[Data entries]
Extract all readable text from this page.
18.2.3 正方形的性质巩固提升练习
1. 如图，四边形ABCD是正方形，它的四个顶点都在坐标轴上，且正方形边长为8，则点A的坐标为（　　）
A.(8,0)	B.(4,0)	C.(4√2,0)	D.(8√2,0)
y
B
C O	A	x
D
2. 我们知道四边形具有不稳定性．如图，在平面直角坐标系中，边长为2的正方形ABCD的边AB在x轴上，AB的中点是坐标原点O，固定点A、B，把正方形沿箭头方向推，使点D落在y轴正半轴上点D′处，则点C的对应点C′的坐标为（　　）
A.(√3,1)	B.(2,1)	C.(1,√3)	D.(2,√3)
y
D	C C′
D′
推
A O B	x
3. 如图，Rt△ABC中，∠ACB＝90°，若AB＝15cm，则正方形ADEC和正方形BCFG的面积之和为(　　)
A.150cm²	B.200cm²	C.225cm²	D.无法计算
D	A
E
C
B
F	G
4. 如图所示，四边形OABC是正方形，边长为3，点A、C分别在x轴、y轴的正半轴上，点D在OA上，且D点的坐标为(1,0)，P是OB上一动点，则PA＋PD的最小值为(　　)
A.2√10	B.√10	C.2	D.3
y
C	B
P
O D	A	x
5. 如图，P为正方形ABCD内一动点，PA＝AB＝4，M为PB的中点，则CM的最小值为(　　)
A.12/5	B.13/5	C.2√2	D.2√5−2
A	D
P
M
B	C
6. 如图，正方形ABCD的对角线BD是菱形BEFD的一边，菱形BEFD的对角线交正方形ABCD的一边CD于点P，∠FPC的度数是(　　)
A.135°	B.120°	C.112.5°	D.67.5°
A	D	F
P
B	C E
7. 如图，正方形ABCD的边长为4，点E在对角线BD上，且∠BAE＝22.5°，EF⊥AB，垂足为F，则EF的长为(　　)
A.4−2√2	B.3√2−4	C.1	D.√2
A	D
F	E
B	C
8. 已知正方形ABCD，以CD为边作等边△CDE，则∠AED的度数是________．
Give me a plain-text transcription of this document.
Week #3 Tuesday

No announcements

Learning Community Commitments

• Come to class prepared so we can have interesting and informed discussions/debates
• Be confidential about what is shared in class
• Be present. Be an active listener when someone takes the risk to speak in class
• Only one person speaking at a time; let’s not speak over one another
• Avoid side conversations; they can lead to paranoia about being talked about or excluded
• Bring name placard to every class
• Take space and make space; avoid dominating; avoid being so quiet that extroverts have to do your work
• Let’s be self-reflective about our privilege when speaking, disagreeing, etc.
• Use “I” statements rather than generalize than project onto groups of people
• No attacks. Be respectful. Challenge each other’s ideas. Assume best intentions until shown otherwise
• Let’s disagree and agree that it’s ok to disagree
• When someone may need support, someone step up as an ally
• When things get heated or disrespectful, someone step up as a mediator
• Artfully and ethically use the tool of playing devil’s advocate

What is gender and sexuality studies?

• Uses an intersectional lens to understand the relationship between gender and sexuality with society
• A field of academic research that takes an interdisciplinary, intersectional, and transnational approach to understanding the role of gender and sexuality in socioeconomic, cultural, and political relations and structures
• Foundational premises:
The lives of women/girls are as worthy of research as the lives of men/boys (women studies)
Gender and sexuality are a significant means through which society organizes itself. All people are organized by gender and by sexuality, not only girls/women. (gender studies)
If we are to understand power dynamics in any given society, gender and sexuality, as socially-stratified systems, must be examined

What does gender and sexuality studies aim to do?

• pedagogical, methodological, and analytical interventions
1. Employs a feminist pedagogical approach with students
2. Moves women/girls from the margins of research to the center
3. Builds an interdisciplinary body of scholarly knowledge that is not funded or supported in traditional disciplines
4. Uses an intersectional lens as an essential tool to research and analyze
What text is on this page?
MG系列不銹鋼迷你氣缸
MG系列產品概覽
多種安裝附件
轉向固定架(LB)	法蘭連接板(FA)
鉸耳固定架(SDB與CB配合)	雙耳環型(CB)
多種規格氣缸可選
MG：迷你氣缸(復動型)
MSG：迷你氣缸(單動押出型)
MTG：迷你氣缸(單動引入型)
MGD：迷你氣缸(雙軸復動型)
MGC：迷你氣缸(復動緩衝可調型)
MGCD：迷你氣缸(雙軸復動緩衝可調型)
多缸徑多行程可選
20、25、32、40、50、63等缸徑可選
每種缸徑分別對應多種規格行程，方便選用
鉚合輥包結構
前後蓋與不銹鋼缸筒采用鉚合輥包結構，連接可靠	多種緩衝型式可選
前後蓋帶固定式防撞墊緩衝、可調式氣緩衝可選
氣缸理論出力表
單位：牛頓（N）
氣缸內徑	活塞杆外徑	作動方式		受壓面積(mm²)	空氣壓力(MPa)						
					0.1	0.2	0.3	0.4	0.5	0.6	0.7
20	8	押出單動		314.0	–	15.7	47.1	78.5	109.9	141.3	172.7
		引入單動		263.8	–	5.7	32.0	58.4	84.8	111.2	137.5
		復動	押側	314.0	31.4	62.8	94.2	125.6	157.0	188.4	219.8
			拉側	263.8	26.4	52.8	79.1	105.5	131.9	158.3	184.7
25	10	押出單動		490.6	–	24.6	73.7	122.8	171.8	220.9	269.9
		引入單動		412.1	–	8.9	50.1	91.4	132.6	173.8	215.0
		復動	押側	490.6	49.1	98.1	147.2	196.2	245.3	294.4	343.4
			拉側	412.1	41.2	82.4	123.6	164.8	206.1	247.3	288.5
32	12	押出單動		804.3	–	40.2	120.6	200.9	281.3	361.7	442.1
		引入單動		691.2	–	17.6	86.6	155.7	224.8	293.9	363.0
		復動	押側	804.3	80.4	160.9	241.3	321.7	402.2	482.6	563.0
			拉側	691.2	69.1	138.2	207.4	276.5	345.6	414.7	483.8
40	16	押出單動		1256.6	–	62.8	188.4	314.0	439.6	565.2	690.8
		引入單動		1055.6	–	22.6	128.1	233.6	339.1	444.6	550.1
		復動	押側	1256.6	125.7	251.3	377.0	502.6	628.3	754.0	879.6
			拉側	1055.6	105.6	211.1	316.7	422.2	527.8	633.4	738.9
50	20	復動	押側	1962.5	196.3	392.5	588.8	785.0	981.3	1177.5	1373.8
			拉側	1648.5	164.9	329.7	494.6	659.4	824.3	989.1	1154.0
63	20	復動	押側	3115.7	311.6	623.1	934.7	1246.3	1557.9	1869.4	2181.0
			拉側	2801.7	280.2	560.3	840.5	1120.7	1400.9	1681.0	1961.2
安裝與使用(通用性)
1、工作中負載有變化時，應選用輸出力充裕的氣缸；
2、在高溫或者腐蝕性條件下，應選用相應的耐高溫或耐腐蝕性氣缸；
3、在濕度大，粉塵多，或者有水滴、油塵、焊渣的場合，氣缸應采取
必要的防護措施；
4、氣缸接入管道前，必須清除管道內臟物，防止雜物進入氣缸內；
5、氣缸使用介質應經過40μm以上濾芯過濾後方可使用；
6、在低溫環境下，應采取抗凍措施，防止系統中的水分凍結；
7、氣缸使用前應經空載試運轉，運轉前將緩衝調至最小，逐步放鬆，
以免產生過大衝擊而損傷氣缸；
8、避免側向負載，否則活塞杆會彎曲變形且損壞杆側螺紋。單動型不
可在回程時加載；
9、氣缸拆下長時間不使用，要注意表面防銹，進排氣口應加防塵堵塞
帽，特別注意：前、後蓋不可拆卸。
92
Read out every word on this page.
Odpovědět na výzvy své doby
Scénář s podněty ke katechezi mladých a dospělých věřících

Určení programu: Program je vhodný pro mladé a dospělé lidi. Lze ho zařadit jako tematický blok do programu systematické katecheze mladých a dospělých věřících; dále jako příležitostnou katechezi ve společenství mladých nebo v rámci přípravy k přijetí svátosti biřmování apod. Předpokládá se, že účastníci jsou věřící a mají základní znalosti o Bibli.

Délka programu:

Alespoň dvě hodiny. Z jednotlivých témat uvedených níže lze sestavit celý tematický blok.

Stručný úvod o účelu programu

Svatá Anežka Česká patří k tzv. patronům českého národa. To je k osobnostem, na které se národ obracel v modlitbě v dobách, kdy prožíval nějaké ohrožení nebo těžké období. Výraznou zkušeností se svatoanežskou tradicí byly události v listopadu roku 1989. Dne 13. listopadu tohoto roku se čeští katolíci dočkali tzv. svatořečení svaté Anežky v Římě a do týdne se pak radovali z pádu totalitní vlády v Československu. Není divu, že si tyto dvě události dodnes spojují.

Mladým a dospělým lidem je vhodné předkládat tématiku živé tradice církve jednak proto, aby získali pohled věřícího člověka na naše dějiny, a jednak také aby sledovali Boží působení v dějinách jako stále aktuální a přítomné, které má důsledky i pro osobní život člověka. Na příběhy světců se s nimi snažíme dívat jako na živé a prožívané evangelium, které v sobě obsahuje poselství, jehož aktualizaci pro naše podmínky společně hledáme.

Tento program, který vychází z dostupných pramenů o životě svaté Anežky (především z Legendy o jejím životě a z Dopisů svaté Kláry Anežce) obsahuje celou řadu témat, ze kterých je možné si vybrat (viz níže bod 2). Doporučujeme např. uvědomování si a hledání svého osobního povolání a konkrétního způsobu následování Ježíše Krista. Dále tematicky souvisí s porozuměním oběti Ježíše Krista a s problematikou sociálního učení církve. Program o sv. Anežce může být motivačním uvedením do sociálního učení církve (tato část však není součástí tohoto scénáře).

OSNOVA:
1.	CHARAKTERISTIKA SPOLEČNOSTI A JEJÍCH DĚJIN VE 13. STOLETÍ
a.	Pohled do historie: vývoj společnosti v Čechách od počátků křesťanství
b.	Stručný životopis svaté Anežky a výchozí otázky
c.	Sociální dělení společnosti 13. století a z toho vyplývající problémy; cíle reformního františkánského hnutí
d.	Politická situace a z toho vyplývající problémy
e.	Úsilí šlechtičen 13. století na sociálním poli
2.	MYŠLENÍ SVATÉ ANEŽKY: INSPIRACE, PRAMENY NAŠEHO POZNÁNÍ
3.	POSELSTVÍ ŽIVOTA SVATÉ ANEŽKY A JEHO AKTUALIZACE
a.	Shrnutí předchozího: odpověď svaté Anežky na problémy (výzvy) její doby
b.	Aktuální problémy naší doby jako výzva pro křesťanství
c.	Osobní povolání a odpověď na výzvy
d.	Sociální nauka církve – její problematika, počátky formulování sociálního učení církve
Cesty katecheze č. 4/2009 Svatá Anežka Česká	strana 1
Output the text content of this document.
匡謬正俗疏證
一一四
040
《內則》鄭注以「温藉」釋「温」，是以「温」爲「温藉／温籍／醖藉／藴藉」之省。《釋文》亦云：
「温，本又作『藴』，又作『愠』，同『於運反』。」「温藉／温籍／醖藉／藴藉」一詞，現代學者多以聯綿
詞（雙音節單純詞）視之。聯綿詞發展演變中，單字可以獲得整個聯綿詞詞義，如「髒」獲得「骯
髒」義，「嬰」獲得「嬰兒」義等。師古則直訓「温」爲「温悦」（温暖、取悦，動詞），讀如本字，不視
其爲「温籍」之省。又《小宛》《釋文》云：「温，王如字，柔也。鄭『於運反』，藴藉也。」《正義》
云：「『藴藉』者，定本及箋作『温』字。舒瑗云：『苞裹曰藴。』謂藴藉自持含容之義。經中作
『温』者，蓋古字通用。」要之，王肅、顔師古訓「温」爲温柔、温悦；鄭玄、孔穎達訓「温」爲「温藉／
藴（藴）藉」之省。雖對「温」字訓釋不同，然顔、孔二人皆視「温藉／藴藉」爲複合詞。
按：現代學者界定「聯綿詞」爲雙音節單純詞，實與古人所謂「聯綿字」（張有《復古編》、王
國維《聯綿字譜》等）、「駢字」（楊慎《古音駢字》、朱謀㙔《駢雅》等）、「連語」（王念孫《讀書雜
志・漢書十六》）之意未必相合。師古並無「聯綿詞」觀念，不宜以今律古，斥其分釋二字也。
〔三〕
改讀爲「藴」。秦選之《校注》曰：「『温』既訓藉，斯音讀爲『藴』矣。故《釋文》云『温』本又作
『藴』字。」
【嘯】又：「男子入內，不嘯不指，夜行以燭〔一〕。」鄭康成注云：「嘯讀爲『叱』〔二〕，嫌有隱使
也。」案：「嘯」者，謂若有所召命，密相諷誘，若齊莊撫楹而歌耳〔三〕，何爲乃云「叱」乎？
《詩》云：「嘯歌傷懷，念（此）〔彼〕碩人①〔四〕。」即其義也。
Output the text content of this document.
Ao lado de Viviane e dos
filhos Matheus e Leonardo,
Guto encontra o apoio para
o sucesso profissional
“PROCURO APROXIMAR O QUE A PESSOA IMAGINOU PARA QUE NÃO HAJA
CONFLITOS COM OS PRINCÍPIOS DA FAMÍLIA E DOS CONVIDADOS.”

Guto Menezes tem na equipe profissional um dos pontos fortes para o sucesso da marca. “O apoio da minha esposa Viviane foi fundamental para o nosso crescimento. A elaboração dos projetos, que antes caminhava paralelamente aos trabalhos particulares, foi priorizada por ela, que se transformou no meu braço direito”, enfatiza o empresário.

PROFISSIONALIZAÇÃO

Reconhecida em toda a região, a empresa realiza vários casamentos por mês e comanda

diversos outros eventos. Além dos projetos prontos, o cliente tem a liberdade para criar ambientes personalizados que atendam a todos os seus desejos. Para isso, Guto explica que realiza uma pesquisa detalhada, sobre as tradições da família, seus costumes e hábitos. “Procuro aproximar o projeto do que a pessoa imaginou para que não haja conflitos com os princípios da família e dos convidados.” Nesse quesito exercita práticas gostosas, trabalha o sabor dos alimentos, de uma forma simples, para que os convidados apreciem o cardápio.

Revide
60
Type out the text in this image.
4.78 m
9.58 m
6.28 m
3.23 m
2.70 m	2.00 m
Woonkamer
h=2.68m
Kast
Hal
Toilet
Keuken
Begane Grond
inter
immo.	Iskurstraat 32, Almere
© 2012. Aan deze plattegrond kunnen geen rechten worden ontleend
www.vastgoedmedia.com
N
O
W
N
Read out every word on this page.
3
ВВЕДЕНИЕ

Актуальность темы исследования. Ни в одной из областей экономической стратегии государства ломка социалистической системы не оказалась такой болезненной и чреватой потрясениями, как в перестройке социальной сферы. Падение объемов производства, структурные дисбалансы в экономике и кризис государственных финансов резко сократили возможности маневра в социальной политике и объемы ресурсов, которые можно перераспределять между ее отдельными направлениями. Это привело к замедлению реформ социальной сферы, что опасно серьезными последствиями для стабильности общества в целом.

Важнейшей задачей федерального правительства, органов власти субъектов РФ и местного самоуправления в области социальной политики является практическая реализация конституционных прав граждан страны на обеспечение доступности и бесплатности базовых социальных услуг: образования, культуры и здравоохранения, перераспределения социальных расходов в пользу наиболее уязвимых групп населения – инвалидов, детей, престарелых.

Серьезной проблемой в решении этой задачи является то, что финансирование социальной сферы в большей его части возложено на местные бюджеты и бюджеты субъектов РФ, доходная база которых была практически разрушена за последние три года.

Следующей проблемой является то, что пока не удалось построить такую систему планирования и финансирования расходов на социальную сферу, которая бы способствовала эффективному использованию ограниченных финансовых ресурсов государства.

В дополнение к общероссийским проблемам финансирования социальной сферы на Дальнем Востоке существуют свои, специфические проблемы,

• Instructions to follow: Where a line contains the string "Stručný", extract that line.

• Finished task:
Stručný úvod o účelu programu
b.	Stručný životopis svaté Anežky a výchozí otázky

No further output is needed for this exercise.